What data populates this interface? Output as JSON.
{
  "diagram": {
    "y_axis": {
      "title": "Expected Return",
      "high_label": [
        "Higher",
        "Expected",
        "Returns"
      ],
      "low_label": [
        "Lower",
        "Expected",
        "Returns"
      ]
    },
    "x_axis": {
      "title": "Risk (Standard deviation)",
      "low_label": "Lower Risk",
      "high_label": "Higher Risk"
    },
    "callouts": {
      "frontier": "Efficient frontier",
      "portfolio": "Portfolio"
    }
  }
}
----
_Problem statement_: Report the number of lines in the entries above that include the string "title". Give nothing but the number.

_Exercise solution_: 2